Data records
# # # # #

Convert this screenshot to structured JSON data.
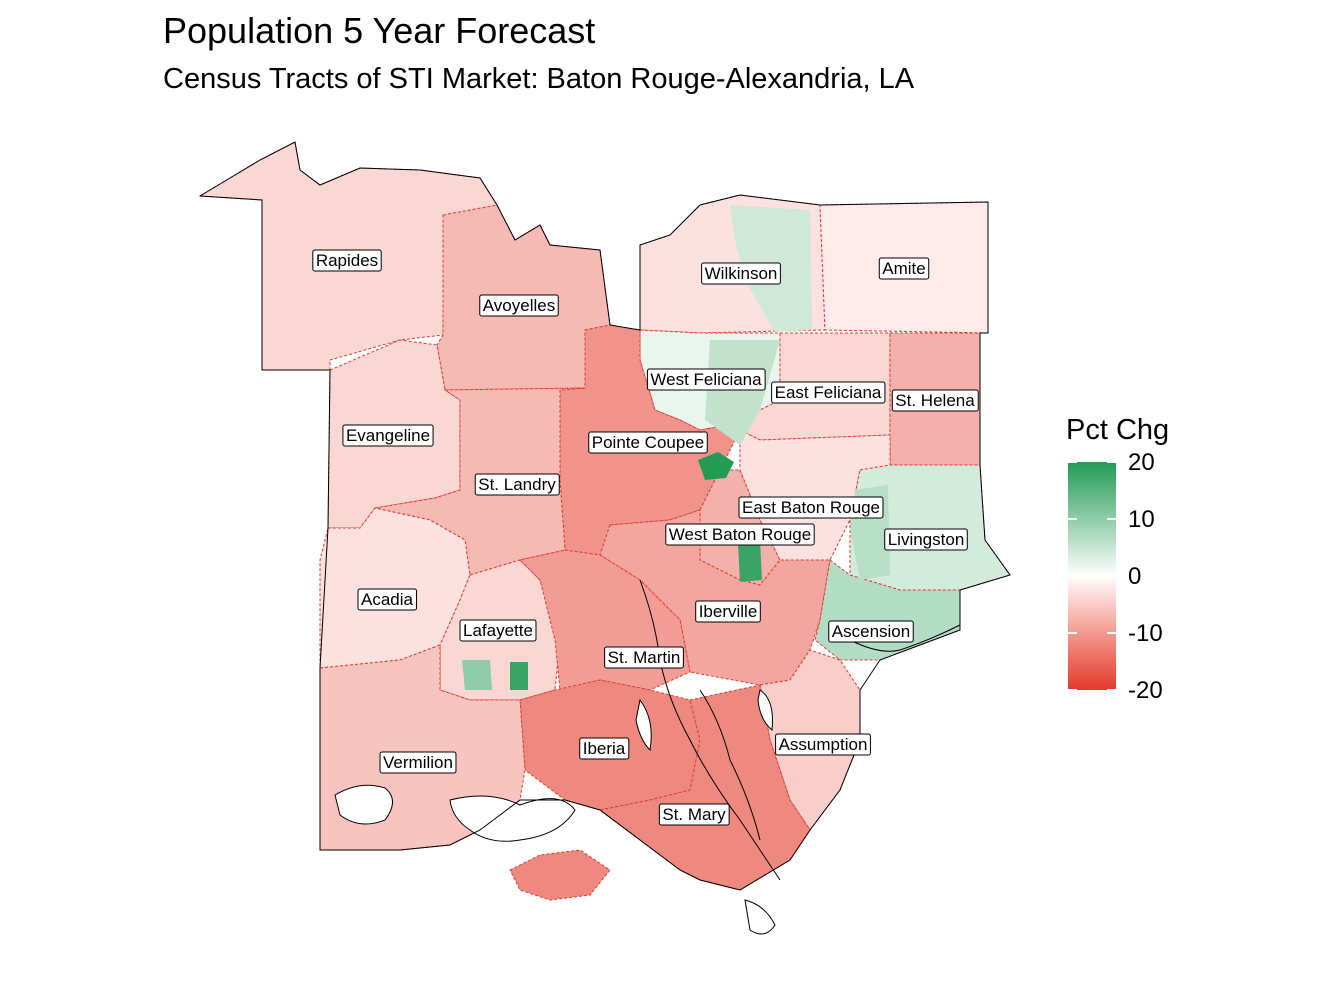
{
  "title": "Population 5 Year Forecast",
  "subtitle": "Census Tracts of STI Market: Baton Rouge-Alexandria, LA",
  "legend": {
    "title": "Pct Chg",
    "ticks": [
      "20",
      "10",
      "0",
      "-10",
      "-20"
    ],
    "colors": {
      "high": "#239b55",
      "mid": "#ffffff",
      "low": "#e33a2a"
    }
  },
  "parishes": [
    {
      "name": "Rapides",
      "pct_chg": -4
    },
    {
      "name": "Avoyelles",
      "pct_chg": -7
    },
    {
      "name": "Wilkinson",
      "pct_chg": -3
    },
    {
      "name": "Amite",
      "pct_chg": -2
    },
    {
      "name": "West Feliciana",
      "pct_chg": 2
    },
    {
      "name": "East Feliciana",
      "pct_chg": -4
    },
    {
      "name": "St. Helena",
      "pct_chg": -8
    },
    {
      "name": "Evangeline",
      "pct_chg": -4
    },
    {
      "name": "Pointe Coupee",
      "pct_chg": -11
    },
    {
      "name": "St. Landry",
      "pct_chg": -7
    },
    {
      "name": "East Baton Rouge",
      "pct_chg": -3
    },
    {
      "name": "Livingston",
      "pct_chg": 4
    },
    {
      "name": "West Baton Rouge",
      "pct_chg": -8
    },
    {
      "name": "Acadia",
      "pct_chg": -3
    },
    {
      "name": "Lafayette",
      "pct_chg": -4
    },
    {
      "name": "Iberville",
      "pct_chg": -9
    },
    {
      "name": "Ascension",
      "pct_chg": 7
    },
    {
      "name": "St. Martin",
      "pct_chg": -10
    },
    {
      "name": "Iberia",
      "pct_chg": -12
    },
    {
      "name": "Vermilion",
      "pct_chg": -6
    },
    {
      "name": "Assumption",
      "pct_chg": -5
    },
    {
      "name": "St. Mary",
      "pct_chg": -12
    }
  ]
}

# # # # #

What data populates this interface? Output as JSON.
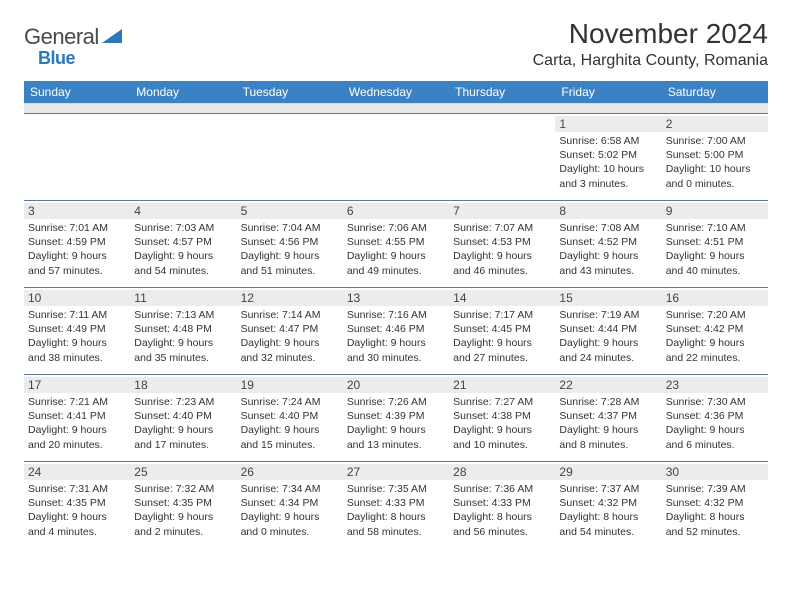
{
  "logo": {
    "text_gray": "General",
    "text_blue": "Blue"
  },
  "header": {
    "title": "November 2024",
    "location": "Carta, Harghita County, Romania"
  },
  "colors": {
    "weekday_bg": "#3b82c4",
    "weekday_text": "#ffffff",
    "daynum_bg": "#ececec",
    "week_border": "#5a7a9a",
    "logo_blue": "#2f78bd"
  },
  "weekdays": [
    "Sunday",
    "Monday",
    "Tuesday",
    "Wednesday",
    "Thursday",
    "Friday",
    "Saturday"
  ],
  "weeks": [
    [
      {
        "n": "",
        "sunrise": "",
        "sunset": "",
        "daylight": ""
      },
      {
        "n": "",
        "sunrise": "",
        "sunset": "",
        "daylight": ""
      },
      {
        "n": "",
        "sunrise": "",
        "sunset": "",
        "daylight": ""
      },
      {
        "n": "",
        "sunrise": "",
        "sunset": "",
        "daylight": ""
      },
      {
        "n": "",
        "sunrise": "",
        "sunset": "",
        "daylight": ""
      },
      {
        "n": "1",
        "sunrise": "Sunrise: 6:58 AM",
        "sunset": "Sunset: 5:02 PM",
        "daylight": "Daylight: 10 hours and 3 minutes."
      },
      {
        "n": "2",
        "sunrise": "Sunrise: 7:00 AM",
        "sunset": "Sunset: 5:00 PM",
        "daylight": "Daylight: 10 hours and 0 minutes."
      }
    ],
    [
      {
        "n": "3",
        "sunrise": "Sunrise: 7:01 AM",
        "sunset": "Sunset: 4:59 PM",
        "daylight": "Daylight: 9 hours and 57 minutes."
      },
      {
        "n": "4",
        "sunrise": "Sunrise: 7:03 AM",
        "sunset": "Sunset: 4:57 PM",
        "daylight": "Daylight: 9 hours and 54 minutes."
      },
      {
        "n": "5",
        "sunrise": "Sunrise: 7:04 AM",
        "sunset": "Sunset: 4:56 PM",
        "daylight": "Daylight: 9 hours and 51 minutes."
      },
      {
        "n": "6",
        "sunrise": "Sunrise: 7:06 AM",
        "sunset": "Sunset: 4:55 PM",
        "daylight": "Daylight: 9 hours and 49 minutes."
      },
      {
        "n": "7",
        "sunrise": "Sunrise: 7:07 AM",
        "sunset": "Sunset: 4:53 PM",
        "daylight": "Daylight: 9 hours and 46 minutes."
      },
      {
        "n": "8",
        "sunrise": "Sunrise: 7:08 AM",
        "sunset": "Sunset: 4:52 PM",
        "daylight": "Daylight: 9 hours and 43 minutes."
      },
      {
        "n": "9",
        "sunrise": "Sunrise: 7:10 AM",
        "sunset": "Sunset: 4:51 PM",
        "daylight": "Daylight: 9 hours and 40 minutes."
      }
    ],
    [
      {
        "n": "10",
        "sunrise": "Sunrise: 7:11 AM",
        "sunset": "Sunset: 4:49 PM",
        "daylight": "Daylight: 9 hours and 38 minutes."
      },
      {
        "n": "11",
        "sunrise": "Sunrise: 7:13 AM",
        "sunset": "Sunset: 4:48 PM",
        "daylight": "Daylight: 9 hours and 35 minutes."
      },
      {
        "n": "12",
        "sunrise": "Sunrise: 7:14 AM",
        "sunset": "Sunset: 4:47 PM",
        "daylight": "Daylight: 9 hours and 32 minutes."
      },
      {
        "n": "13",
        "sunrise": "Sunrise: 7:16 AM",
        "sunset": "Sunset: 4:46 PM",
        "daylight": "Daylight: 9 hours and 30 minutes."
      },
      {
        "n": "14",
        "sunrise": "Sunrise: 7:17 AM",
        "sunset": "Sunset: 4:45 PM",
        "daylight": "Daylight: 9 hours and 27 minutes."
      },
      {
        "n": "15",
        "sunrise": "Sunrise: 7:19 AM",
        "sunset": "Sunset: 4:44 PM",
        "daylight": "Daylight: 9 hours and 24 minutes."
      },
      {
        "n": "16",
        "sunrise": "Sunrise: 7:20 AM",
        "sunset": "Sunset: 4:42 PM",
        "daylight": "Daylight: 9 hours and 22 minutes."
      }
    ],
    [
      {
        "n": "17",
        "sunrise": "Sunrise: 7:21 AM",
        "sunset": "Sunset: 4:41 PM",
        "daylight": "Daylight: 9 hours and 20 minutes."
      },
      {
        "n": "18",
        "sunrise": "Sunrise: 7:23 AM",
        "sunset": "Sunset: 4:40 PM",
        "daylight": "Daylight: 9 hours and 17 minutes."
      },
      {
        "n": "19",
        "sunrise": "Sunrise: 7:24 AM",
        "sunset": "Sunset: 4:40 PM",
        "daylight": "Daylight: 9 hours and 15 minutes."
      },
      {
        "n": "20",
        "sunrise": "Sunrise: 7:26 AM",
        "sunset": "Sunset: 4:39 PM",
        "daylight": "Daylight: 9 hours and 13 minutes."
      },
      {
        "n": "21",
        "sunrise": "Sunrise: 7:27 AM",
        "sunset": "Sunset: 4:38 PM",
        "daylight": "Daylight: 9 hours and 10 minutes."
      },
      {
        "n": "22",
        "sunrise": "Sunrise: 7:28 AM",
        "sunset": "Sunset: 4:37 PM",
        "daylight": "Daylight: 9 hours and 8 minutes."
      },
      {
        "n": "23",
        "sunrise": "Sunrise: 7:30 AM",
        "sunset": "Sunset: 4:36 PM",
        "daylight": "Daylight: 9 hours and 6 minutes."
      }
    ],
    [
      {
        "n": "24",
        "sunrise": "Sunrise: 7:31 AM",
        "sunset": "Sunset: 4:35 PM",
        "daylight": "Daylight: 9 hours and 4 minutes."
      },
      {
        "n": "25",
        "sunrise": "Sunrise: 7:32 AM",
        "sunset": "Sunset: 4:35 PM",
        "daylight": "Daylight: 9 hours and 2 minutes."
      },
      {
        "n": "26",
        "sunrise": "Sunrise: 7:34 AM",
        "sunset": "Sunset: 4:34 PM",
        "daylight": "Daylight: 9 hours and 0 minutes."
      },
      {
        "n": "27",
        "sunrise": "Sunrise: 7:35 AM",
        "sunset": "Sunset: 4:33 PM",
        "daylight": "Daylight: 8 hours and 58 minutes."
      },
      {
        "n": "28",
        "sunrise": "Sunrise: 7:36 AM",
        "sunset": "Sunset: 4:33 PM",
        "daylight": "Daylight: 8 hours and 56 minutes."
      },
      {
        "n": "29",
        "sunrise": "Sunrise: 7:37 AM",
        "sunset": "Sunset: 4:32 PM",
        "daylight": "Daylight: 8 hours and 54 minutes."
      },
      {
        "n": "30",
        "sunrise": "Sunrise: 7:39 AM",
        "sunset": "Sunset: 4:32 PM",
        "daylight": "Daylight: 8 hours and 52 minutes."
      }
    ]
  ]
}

# # # # #

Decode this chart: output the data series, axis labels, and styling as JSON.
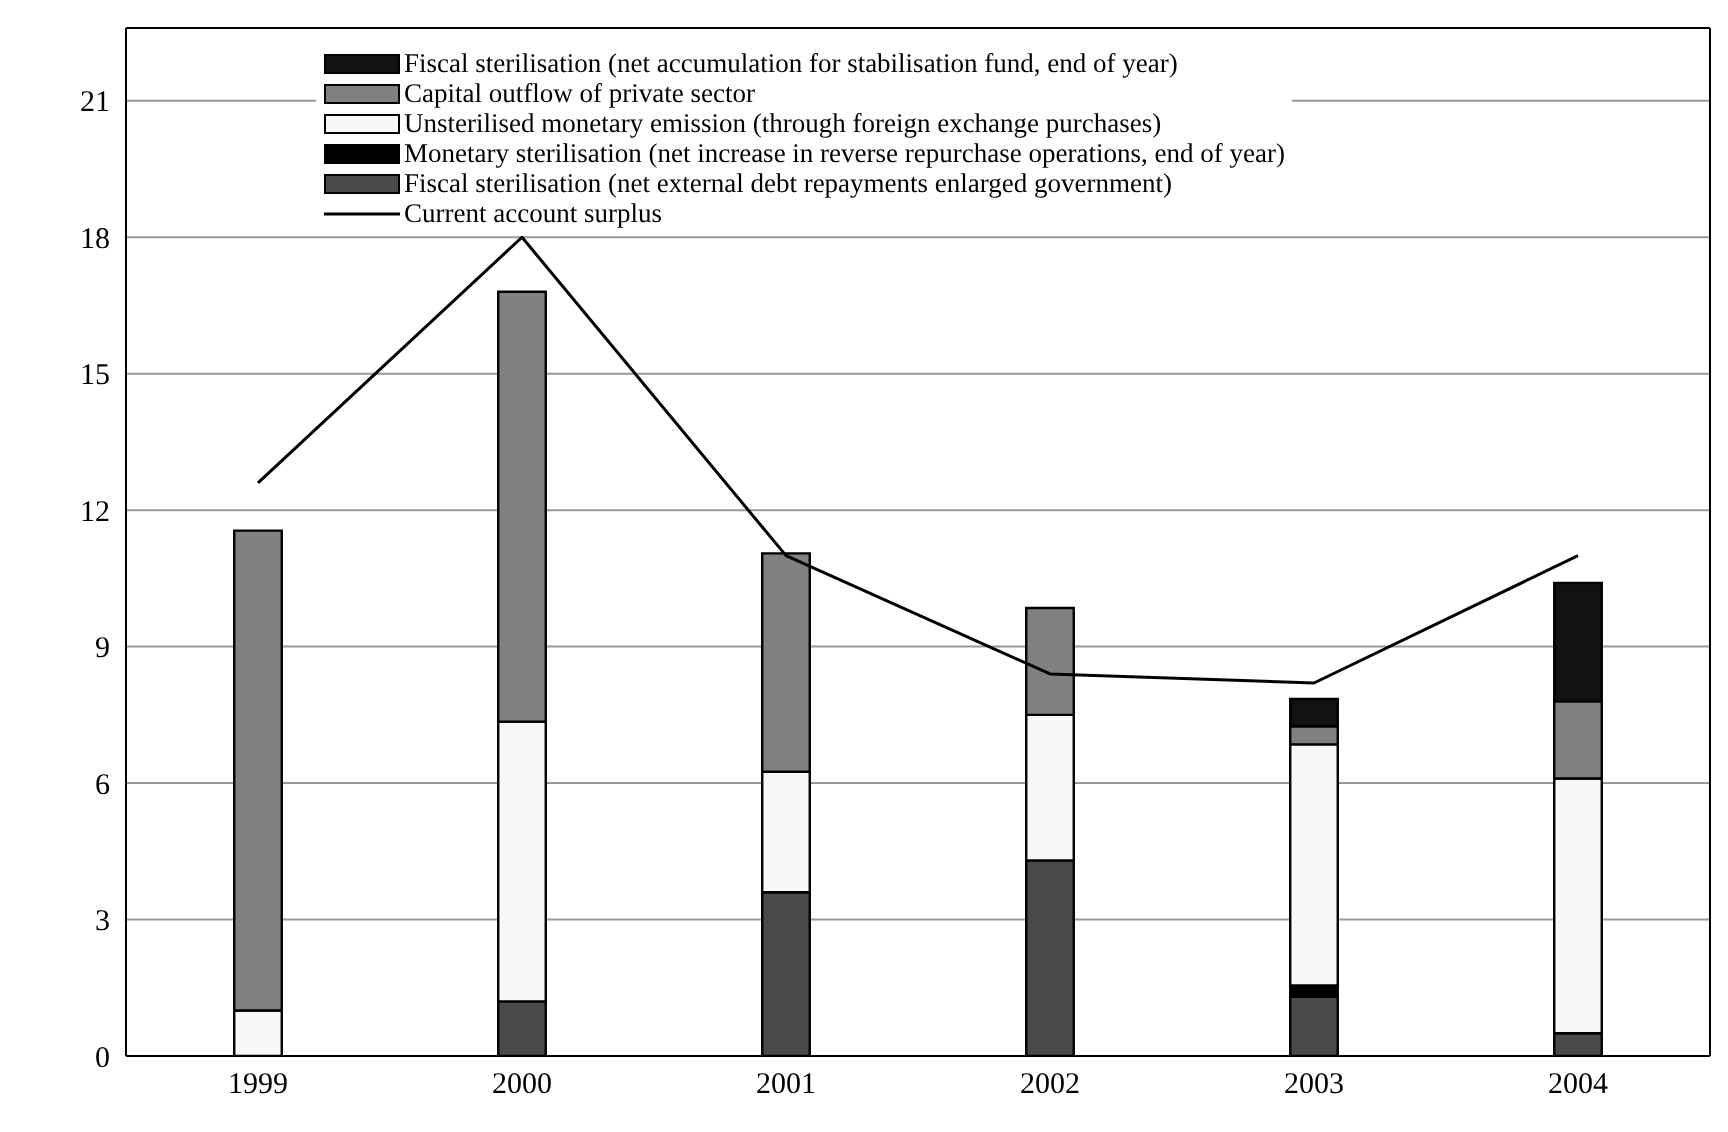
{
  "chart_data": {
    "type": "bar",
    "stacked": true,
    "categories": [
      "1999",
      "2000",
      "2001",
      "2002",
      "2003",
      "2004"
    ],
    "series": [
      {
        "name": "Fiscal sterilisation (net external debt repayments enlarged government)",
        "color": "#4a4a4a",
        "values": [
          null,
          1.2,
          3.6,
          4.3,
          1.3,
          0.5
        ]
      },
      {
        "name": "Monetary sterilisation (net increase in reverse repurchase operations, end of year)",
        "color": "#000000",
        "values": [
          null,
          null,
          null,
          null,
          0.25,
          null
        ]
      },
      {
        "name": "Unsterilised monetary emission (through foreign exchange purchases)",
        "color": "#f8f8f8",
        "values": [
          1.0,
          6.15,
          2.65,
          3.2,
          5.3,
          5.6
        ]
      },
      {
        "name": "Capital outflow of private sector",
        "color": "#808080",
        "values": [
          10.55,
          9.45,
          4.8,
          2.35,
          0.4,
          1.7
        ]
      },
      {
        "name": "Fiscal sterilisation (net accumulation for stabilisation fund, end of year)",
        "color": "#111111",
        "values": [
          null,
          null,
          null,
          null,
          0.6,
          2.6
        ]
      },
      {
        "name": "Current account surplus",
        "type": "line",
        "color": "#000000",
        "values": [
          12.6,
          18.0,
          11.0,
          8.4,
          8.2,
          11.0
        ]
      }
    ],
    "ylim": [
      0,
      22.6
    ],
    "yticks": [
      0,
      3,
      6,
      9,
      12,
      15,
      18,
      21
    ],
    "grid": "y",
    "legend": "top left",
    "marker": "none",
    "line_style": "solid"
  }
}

# # # # #

Aim of the task
Select every line above that contains the word "West", and copy it.

Result of this task
      "name": "West Feliciana",
      "name": "West Baton Rouge",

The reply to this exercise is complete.